Repeat, exactly and in full, the lines of the listing below, but without any pictures.

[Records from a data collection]

begin

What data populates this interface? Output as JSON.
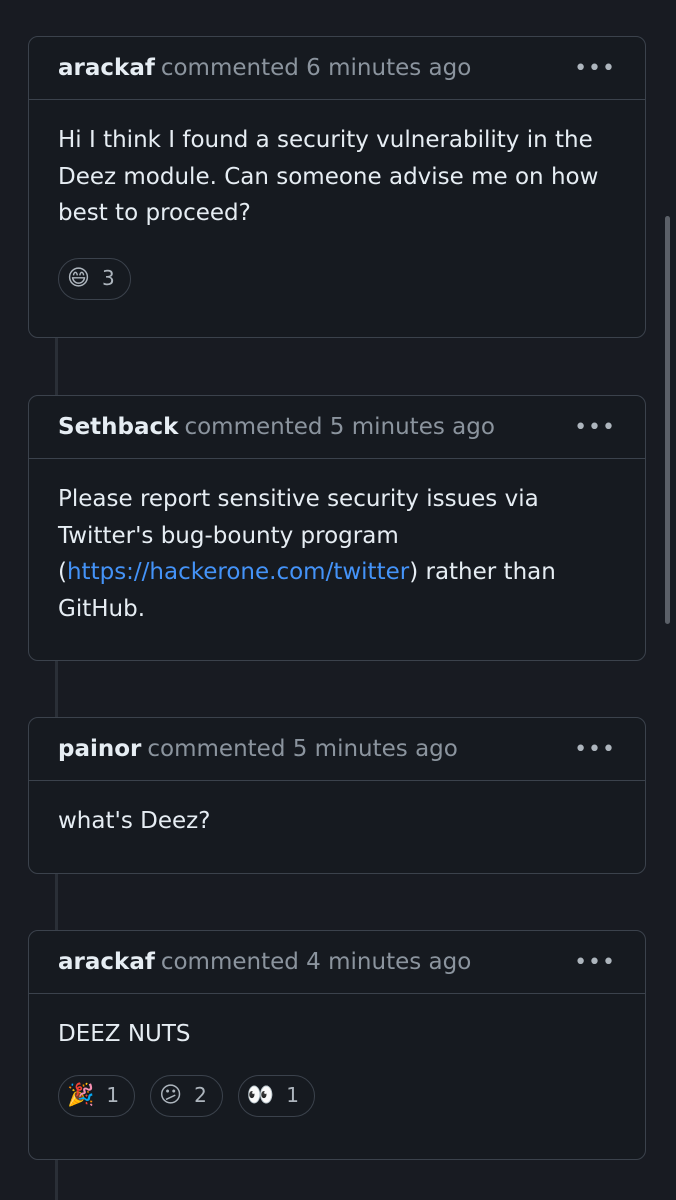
{
  "comments": [
    {
      "author": "arackaf",
      "meta": "commented 6 minutes ago",
      "body": "Hi I think I found a security vulnerability in the Deez module. Can someone advise me on how best to proceed?",
      "reactions": [
        {
          "icon": "grinning-face-emoji",
          "glyph": "😄",
          "count": "3"
        }
      ]
    },
    {
      "author": "Sethback",
      "meta": "commented 5 minutes ago",
      "body_before": "Please report sensitive security issues via Twitter's bug-bounty program (",
      "link": "https://hackerone.com/twitter",
      "body_after": ") rather than GitHub."
    },
    {
      "author": "painor",
      "meta": "commented 5 minutes ago",
      "body": "what's Deez?"
    },
    {
      "author": "arackaf",
      "meta": "commented 4 minutes ago",
      "body": "DEEZ NUTS",
      "reactions": [
        {
          "icon": "party-popper-emoji",
          "glyph": "🎉",
          "count": "1"
        },
        {
          "icon": "confused-face-emoji",
          "glyph": "😕",
          "count": "2"
        },
        {
          "icon": "eyes-emoji",
          "glyph": "👀",
          "count": "1"
        }
      ]
    }
  ],
  "more_icon": "more-options-icon",
  "more_glyph": "•••",
  "colors": {
    "background": "#181b22",
    "border": "#3b424c",
    "muted_text": "#8b949e",
    "link": "#4493f8"
  }
}
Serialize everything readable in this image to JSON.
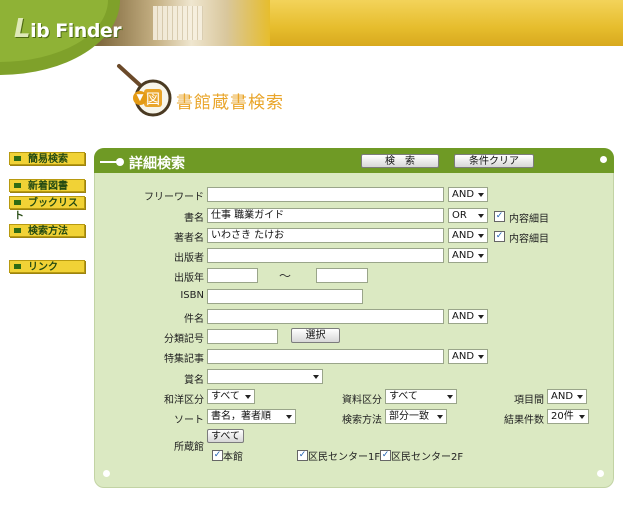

end

# ANSWER TO THE TASK
What data populates this interface? Output as JSON.
{
  "comments": [
    {
      "author": "arackaf",
      "meta": "commented 6 minutes ago",
      "body": "Hi I think I found a security vulnerability in the Deez module. Can someone advise me on how best to proceed?",
      "reactions": [
        {
          "icon": "grinning-face-emoji",
          "glyph": "😄",
          "count": "3"
        }
      ]
    },
    {
      "author": "Sethback",
      "meta": "commented 5 minutes ago",
      "body_before": "Please report sensitive security issues via Twitter's bug-bounty program (",
      "link": "https://hackerone.com/twitter",
      "body_after": ") rather than GitHub."
    },
    {
      "author": "painor",
      "meta": "commented 5 minutes ago",
      "body": "what's Deez?"
    },
    {
      "author": "arackaf",
      "meta": "commented 4 minutes ago",
      "body": "DEEZ NUTS",
      "reactions": [
        {
          "icon": "party-popper-emoji",
          "glyph": "🎉",
          "count": "1"
        },
        {
          "icon": "confused-face-emoji",
          "glyph": "😕",
          "count": "2"
        },
        {
          "icon": "eyes-emoji",
          "glyph": "👀",
          "count": "1"
        }
      ]
    }
  ],
  "more_icon": "more-options-icon",
  "more_glyph": "•••",
  "colors": {
    "background": "#181b22",
    "border": "#3b424c",
    "muted_text": "#8b949e",
    "link": "#4493f8"
  }
}
Serialize everything readable in this image to JSON.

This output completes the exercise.